Every line must be returned precisely as it is written.

>> begin Information given

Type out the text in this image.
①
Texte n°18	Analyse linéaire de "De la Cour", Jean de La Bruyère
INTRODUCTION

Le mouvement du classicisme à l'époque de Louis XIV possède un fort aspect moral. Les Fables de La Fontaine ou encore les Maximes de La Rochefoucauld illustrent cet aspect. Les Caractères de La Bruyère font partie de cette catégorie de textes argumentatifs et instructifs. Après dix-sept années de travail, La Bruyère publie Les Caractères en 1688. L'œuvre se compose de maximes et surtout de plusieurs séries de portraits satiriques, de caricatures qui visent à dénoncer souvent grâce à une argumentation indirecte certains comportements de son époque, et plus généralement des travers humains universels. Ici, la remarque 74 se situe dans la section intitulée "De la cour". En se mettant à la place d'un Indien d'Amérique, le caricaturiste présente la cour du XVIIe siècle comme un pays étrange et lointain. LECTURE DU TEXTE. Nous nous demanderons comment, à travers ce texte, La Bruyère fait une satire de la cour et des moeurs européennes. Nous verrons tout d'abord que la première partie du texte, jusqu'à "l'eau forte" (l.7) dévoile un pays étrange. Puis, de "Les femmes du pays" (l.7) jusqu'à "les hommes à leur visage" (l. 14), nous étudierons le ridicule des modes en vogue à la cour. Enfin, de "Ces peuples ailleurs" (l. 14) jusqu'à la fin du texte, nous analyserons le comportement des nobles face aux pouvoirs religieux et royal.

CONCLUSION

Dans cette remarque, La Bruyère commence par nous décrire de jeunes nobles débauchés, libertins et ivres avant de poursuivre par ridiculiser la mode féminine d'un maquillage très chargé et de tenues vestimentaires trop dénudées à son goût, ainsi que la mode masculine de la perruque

>> end Information given

**Worked answer**
Type out the text in this image.
①
Texte n°18	Analyse linéaire de "De la Cour", Jean de La Bruyère
INTRODUCTION

Le mouvement du classicisme à l'époque de Louis XIV possède un fort aspect moral. Les Fables de La Fontaine ou encore les Maximes de La Rochefoucauld illustrent cet aspect. Les Caractères de La Bruyère font partie de cette catégorie de textes argumentatifs et instructifs. Après dix-sept années de travail, La Bruyère publie Les Caractères en 1688. L'œuvre se compose de maximes et surtout de plusieurs séries de portraits satiriques, de caricatures qui visent à dénoncer souvent grâce à une argumentation indirecte certains comportements de son époque, et plus généralement des travers humains universels. Ici, la remarque 74 se situe dans la section intitulée "De la cour". En se mettant à la place d'un Indien d'Amérique, le caricaturiste présente la cour du XVIIe siècle comme un pays étrange et lointain. LECTURE DU TEXTE. Nous nous demanderons comment, à travers ce texte, La Bruyère fait une satire de la cour et des moeurs européennes. Nous verrons tout d'abord que la première partie du texte, jusqu'à "l'eau forte" (l.7) dévoile un pays étrange. Puis, de "Les femmes du pays" (l.7) jusqu'à "les hommes à leur visage" (l. 14), nous étudierons le ridicule des modes en vogue à la cour. Enfin, de "Ces peuples ailleurs" (l. 14) jusqu'à la fin du texte, nous analyserons le comportement des nobles face aux pouvoirs religieux et royal.

CONCLUSION

Dans cette remarque, La Bruyère commence par nous décrire de jeunes nobles débauchés, libertins et ivres avant de poursuivre par ridiculiser la mode féminine d'un maquillage très chargé et de tenues vestimentaires trop dénudées à son goût, ainsi que la mode masculine de la perruque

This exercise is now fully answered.